## [To be done]
Where does the string "deuoit" appear? Copy every line of the entries below that holds it.

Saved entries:
■ ■ ■ ■ ■
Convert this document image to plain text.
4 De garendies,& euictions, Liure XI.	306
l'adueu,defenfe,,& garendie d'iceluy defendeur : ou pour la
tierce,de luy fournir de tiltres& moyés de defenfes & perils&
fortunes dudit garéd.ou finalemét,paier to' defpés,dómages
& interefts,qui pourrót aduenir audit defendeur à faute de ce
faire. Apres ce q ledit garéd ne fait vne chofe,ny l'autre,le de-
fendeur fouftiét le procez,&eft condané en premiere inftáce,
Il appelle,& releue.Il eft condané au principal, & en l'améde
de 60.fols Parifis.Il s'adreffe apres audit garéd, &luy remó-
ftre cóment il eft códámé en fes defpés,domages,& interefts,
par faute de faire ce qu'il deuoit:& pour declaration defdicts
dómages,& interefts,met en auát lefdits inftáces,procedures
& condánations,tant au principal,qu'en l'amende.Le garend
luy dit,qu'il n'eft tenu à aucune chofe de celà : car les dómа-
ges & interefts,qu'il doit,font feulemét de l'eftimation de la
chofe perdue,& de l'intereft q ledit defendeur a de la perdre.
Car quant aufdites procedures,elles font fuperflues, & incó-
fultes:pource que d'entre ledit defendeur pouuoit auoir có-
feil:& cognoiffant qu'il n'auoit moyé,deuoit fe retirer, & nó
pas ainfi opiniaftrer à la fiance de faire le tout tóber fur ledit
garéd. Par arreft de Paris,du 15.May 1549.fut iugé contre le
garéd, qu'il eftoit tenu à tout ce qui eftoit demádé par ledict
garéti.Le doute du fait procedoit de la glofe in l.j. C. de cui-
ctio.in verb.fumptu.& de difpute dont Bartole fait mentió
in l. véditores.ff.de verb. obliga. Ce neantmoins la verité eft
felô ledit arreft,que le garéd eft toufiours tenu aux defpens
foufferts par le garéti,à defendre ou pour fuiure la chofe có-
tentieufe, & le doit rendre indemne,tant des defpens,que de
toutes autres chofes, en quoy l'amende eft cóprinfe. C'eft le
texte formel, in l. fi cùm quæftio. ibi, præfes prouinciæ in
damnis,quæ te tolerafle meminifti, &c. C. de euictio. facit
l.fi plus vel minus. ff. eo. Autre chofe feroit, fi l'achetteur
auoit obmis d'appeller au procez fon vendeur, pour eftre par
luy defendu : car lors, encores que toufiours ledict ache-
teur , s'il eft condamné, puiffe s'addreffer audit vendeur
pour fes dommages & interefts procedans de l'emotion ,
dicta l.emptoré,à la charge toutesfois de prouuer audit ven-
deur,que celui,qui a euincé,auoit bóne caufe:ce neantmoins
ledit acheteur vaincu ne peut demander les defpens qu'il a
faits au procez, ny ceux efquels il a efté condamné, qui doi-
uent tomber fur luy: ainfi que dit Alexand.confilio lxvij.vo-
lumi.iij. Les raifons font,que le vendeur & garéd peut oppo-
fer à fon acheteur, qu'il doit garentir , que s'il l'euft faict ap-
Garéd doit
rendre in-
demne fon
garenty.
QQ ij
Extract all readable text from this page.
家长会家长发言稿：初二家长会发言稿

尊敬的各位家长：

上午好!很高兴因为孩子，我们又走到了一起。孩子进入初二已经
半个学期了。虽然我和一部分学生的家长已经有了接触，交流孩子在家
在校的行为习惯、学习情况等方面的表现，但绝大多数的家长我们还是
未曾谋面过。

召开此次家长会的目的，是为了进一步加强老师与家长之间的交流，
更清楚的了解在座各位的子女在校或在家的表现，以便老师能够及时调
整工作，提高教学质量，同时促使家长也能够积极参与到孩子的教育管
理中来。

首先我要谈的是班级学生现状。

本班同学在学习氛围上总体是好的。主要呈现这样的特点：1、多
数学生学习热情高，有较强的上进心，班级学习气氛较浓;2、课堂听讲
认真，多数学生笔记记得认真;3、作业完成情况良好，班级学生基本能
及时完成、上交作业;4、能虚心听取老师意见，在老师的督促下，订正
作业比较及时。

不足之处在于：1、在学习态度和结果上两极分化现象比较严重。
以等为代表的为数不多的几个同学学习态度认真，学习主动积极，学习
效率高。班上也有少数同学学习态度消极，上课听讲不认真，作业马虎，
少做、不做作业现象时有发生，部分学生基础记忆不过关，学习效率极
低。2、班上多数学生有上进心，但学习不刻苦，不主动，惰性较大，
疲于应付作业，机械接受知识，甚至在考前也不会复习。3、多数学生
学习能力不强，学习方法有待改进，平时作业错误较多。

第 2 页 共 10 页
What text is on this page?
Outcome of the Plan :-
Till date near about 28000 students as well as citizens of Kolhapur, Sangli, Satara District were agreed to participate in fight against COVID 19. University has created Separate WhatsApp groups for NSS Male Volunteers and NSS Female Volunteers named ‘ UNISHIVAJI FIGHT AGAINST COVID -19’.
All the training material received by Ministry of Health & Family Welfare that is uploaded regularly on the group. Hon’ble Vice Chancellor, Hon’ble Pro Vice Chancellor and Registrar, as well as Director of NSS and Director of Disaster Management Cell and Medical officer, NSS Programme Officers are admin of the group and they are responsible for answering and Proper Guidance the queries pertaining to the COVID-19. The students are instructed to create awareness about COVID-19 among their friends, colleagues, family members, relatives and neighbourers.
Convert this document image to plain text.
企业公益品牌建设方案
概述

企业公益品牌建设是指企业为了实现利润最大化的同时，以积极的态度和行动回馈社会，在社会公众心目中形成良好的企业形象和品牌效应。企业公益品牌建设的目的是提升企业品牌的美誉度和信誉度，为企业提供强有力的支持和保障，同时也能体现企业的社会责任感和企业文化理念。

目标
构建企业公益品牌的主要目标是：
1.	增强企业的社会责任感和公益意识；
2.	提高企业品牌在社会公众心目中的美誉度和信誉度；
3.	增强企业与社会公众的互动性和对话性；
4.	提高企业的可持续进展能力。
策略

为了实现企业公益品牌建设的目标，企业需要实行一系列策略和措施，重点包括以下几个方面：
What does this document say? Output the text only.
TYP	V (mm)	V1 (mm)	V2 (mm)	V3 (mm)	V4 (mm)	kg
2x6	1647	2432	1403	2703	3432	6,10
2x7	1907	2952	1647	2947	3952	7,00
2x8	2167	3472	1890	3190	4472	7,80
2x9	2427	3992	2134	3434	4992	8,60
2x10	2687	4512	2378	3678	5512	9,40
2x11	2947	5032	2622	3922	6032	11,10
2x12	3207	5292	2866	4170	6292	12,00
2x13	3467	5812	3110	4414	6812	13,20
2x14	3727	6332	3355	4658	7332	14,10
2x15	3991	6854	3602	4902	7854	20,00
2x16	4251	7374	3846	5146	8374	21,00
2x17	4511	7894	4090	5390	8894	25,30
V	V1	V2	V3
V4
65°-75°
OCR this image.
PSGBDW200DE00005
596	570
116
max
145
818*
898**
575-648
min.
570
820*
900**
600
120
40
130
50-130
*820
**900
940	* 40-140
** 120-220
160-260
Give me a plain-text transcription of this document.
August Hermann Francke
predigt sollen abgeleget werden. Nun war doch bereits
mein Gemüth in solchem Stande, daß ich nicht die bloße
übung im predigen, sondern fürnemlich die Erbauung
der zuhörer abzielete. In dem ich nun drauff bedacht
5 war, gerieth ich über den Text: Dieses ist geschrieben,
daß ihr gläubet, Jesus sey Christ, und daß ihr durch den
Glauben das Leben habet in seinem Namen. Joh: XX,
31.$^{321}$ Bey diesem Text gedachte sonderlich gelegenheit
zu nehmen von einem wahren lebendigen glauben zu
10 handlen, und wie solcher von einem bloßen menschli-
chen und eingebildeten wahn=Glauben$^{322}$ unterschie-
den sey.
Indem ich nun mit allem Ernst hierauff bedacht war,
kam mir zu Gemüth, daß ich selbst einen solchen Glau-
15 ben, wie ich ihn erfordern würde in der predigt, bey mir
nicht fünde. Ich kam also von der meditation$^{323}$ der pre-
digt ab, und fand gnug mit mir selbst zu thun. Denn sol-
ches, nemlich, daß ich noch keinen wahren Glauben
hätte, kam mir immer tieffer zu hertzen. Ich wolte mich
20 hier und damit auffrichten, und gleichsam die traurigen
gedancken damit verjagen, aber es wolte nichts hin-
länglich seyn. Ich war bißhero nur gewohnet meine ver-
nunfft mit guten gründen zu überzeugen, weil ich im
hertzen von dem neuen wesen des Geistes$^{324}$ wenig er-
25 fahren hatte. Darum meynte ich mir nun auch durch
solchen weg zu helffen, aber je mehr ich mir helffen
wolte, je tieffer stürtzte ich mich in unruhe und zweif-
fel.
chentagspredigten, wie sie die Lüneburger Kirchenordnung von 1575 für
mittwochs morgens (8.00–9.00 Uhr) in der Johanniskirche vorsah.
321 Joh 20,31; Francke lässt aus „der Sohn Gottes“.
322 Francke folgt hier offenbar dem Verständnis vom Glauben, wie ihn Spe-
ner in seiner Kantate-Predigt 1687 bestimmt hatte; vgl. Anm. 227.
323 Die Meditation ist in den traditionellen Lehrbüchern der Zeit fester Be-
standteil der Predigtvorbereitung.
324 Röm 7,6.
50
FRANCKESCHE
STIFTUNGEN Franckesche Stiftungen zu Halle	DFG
■ ■ ■ ■ ■
## [Solution]
par faute de faire ce qu'il deuoit:& pour declaration defdicts
feil:& cognoiffant qu'il n'auoit moyé,deuoit fe retirer, & nó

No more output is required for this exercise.